Directions: Identify all lines in the data containing the string "있습니다". Copy them out.
[begin Listed entries]
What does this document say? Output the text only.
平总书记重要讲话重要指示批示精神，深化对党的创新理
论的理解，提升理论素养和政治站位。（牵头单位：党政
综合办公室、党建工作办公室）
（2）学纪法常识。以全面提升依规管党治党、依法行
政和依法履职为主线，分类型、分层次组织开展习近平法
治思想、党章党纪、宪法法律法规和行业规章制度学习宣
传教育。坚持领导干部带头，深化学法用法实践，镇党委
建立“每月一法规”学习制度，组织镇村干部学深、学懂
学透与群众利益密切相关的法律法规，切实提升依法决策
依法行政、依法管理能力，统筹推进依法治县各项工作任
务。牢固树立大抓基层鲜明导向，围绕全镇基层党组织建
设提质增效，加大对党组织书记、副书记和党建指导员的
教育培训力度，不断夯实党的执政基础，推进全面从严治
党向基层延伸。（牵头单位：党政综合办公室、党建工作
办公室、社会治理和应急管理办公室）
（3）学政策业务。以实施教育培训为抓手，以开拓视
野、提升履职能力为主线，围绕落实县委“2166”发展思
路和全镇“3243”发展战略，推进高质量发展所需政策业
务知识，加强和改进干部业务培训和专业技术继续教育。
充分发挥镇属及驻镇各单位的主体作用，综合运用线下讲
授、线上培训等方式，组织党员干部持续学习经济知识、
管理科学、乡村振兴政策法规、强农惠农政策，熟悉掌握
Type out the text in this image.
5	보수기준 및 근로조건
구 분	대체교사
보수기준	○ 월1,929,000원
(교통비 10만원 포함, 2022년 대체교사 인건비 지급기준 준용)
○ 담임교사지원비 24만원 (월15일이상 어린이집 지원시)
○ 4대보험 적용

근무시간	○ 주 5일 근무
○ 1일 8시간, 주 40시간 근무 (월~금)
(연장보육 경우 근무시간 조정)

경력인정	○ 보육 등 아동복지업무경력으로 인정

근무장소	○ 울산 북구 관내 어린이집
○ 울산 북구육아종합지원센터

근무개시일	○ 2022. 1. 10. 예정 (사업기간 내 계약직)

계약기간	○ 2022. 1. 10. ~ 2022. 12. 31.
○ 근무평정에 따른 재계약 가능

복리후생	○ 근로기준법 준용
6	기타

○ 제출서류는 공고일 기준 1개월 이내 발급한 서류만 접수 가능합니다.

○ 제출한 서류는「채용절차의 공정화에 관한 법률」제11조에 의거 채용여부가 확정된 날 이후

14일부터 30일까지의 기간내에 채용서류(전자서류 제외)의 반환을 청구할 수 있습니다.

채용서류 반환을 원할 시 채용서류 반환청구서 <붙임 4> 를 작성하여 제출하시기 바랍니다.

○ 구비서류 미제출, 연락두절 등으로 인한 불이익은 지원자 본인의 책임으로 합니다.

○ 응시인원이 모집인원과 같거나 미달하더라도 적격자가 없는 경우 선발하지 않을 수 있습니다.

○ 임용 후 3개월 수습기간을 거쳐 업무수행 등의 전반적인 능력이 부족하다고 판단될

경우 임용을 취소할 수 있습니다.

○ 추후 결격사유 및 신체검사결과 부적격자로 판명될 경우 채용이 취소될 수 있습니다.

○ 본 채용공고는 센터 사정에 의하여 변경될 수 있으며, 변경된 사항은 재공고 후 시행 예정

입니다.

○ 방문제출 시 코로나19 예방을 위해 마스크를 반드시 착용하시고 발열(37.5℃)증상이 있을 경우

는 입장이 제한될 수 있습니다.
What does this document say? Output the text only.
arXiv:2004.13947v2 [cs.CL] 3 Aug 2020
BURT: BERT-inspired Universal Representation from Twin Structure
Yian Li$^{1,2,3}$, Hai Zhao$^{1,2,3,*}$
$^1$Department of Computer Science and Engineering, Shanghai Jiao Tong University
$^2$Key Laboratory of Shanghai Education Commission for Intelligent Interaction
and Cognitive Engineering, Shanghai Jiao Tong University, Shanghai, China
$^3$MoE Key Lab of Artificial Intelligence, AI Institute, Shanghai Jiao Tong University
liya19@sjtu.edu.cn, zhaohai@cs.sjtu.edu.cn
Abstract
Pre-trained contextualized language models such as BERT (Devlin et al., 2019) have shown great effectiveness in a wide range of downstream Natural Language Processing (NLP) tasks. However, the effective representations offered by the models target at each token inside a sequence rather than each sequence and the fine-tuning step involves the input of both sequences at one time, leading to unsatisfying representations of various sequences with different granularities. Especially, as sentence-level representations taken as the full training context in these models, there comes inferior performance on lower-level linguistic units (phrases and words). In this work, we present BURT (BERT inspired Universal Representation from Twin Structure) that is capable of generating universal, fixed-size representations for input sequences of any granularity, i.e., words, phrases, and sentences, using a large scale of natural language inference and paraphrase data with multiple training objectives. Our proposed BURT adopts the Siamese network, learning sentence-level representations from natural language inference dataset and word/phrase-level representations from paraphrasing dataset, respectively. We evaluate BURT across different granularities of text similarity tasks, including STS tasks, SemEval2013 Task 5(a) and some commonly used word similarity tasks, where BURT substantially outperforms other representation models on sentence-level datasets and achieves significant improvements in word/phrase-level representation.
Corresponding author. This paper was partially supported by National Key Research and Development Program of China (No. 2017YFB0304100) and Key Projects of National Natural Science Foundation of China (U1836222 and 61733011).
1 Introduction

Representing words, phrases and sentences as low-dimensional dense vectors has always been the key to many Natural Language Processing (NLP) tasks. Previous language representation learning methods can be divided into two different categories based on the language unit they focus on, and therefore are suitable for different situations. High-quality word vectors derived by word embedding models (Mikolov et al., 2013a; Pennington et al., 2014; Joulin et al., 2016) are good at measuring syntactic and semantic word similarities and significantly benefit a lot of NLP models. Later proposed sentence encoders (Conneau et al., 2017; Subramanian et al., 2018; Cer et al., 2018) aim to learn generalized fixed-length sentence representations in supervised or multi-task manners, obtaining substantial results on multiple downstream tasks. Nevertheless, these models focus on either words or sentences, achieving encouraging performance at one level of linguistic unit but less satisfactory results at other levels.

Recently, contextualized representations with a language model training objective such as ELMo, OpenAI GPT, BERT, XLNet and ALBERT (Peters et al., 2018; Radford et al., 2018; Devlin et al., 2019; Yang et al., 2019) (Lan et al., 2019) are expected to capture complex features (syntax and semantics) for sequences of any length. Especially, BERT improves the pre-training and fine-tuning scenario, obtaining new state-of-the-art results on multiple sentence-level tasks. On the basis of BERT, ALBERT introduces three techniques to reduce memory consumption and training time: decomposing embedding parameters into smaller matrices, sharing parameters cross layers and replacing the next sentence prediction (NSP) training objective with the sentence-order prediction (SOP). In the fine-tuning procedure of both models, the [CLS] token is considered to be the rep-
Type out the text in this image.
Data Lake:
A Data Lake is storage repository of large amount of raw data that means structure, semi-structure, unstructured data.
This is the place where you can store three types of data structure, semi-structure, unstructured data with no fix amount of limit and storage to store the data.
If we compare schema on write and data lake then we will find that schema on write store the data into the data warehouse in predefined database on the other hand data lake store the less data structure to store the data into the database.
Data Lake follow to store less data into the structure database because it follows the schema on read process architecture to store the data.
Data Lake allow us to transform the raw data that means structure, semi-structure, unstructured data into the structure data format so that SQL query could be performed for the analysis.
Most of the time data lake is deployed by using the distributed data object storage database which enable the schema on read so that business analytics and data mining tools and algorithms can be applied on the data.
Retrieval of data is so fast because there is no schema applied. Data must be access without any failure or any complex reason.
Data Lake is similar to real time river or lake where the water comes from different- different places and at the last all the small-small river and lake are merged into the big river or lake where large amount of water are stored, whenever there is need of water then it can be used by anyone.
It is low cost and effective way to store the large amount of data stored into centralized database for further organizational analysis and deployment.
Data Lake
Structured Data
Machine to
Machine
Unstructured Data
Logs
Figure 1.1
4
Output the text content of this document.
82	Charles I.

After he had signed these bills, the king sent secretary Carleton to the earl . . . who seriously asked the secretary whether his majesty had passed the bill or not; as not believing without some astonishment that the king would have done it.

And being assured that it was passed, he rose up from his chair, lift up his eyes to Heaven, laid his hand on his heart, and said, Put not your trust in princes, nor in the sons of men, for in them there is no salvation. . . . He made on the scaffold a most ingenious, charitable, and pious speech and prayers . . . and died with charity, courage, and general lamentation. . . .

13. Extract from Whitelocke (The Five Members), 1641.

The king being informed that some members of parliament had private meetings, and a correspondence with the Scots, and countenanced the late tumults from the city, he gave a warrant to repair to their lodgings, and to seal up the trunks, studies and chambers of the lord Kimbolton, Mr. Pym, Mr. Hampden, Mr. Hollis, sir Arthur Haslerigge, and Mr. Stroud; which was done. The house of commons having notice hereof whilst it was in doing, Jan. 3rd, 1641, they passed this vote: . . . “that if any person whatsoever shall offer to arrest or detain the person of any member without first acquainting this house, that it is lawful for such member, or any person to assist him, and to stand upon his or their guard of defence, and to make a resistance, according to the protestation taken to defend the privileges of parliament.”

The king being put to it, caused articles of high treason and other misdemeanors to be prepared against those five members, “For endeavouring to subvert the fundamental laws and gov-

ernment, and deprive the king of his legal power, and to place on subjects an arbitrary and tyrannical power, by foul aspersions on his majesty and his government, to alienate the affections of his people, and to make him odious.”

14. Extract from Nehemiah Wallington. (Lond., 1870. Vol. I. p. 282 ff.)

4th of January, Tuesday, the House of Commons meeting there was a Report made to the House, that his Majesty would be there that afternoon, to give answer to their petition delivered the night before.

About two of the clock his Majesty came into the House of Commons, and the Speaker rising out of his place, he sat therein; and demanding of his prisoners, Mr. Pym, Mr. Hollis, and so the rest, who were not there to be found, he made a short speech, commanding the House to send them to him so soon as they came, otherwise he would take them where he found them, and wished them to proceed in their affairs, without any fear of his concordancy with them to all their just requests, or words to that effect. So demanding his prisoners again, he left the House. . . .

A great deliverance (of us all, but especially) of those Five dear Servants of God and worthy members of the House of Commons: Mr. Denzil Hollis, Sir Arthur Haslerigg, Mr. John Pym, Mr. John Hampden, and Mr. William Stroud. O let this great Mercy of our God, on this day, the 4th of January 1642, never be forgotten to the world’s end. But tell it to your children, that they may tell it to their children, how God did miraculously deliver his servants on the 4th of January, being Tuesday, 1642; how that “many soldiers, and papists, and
[end Listed entries]
Task response:
14일부터 30일까지의 기간내에 채용서류(전자서류 제외)의 반환을 청구할 수 있습니다.
○ 응시인원이 모집인원과 같거나 미달하더라도 적격자가 없는 경우 선발하지 않을 수 있습니다.
경우 임용을 취소할 수 있습니다.
○ 추후 결격사유 및 신체검사결과 부적격자로 판명될 경우 채용이 취소될 수 있습니다.
는 입장이 제한될 수 있습니다.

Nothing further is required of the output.